• [Your goal] Extract each line holding the word "sine" from the entries.

(Stored items from a collection)
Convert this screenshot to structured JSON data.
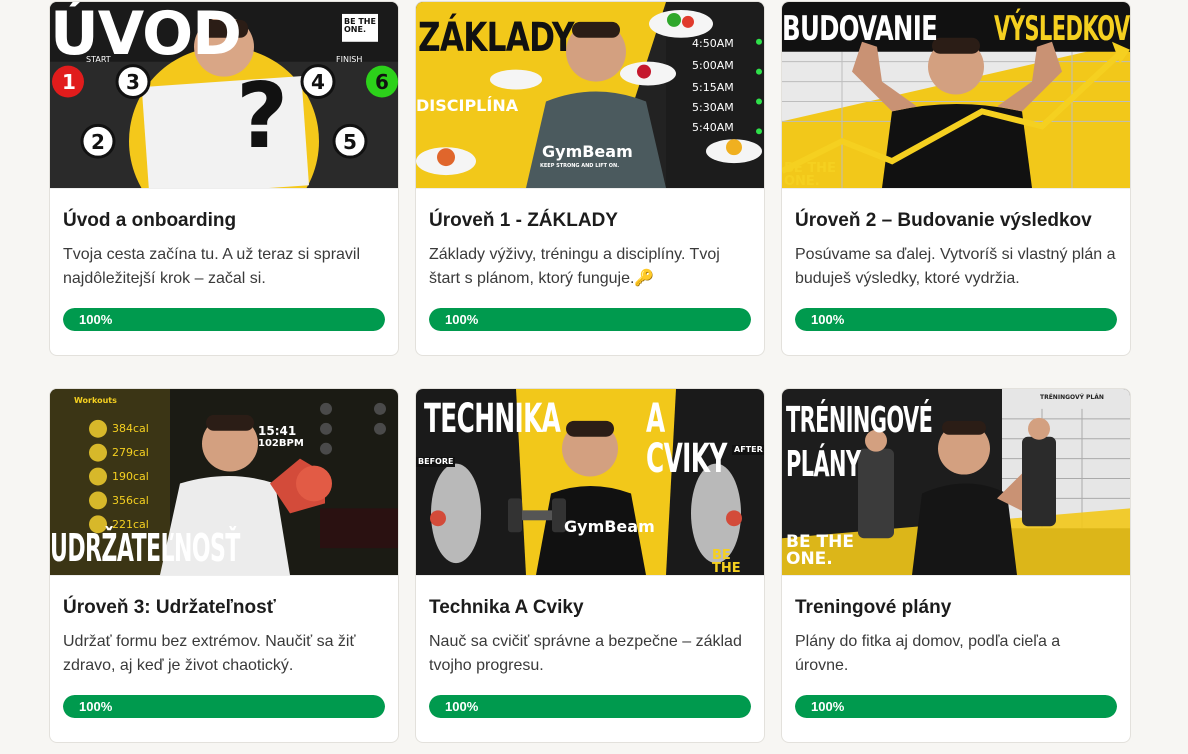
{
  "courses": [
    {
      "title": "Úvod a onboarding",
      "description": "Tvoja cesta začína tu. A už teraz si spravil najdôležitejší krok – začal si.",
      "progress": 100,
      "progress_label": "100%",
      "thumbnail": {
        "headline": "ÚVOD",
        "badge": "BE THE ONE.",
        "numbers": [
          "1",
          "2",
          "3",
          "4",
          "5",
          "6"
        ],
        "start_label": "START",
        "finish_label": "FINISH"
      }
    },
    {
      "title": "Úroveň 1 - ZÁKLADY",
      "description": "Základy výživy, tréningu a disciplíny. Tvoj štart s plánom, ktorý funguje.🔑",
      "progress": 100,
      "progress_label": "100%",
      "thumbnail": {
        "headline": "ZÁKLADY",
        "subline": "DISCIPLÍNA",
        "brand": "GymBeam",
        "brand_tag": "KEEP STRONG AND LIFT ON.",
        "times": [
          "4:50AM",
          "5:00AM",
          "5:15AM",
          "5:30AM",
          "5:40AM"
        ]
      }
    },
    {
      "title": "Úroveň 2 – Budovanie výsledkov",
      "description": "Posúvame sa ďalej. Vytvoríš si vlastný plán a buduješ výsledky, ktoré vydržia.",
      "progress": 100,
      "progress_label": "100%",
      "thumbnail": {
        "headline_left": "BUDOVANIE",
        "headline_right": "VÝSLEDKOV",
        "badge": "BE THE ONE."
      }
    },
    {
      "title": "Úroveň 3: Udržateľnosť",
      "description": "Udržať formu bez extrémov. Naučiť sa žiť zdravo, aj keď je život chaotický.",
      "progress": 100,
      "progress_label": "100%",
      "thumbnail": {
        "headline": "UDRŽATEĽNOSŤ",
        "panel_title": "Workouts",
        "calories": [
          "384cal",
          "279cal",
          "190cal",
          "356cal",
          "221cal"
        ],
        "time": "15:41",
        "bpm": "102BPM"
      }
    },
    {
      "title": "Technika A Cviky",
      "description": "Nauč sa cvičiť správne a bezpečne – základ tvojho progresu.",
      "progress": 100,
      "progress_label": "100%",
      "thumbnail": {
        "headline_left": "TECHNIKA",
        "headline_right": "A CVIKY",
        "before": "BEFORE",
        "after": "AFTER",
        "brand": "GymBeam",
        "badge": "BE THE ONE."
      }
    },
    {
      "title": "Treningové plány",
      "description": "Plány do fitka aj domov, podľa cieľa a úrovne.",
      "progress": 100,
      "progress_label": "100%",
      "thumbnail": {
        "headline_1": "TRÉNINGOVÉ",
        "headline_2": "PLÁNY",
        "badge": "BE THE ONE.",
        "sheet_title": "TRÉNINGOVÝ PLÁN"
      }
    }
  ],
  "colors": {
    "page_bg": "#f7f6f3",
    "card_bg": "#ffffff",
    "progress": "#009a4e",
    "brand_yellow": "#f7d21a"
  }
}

* * *

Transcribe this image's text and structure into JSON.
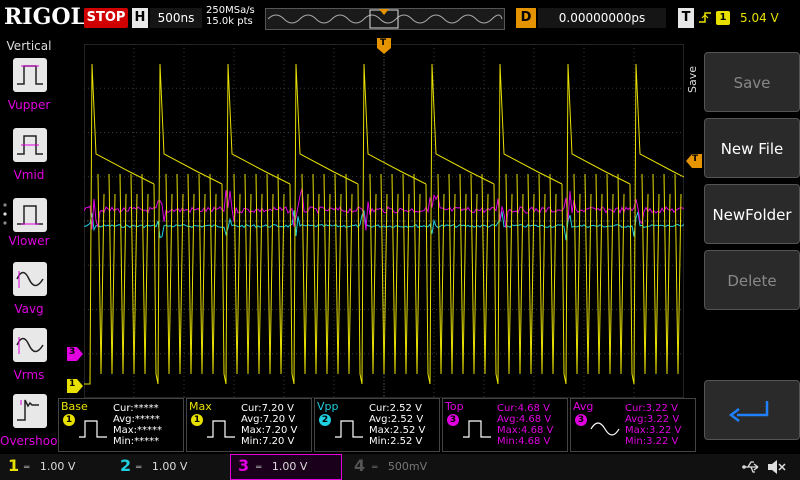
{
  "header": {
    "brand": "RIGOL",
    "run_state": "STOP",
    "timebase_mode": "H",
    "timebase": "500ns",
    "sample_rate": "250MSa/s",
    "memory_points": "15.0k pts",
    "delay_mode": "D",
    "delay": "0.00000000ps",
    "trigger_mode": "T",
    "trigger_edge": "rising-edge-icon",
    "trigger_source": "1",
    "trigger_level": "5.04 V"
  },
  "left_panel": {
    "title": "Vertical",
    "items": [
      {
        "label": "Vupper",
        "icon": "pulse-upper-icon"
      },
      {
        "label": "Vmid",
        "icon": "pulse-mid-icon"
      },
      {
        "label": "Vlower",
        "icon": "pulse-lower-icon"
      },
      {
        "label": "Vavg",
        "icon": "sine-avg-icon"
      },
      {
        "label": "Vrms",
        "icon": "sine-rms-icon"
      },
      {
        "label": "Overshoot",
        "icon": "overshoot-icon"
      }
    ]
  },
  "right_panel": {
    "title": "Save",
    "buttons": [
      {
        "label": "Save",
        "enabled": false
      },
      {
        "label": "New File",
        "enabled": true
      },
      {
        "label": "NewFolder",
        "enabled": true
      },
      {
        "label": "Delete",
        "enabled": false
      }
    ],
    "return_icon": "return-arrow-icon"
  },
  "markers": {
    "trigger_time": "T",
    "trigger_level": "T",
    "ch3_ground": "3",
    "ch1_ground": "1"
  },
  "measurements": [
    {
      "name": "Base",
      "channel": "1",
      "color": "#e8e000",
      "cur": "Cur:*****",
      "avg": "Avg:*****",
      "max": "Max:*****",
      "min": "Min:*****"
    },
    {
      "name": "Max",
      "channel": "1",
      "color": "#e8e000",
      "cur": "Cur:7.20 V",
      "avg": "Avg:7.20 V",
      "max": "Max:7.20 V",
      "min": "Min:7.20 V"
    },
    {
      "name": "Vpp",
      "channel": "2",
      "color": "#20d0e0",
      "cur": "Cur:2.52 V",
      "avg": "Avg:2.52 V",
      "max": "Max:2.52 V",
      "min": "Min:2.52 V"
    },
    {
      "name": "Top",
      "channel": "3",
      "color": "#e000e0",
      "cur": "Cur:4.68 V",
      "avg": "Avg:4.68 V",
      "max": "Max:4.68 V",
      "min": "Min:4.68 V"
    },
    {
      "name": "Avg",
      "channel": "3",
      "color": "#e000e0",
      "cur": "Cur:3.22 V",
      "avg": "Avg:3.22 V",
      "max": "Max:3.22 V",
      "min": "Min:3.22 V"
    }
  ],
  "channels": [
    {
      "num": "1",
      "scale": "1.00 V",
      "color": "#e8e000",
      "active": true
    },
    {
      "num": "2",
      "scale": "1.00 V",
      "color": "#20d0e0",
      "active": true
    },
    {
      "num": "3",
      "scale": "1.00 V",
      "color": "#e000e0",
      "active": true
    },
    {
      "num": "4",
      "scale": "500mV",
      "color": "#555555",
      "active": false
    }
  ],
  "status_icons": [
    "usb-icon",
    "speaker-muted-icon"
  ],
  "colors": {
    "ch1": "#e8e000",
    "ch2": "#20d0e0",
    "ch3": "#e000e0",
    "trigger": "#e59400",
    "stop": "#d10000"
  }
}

...

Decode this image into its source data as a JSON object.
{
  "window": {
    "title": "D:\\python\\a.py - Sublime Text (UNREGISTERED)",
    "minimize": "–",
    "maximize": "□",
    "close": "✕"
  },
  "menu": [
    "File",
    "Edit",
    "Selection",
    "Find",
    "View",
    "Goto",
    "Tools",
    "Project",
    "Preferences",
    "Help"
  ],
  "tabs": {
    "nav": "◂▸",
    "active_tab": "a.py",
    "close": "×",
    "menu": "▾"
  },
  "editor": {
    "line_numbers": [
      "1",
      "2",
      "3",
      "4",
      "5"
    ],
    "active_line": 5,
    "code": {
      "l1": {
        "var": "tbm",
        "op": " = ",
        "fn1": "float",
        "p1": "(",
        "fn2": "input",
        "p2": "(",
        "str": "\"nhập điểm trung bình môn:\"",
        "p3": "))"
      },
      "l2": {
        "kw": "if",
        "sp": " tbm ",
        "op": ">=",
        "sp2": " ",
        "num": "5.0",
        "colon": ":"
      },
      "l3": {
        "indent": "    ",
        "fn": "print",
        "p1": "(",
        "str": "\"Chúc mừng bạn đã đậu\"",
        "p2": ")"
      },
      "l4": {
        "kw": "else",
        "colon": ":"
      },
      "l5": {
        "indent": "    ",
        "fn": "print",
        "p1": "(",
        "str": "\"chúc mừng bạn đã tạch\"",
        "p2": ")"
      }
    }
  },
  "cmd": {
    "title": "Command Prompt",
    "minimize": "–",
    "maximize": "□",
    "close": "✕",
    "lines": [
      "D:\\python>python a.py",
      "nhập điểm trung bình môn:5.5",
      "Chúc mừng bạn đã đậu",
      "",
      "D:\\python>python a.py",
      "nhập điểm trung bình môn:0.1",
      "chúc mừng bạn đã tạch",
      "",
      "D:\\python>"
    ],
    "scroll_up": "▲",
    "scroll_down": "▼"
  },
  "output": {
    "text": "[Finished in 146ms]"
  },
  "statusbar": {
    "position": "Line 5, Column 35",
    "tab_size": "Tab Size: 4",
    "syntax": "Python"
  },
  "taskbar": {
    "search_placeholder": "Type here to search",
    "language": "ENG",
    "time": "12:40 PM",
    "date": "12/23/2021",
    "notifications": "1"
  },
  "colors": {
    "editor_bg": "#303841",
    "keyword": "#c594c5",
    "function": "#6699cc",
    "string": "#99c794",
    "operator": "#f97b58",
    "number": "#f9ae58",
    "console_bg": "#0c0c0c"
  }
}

• [Solution to this problem]
        "icon": "sine-avg-icon"
        "icon": "sine-rms-icon"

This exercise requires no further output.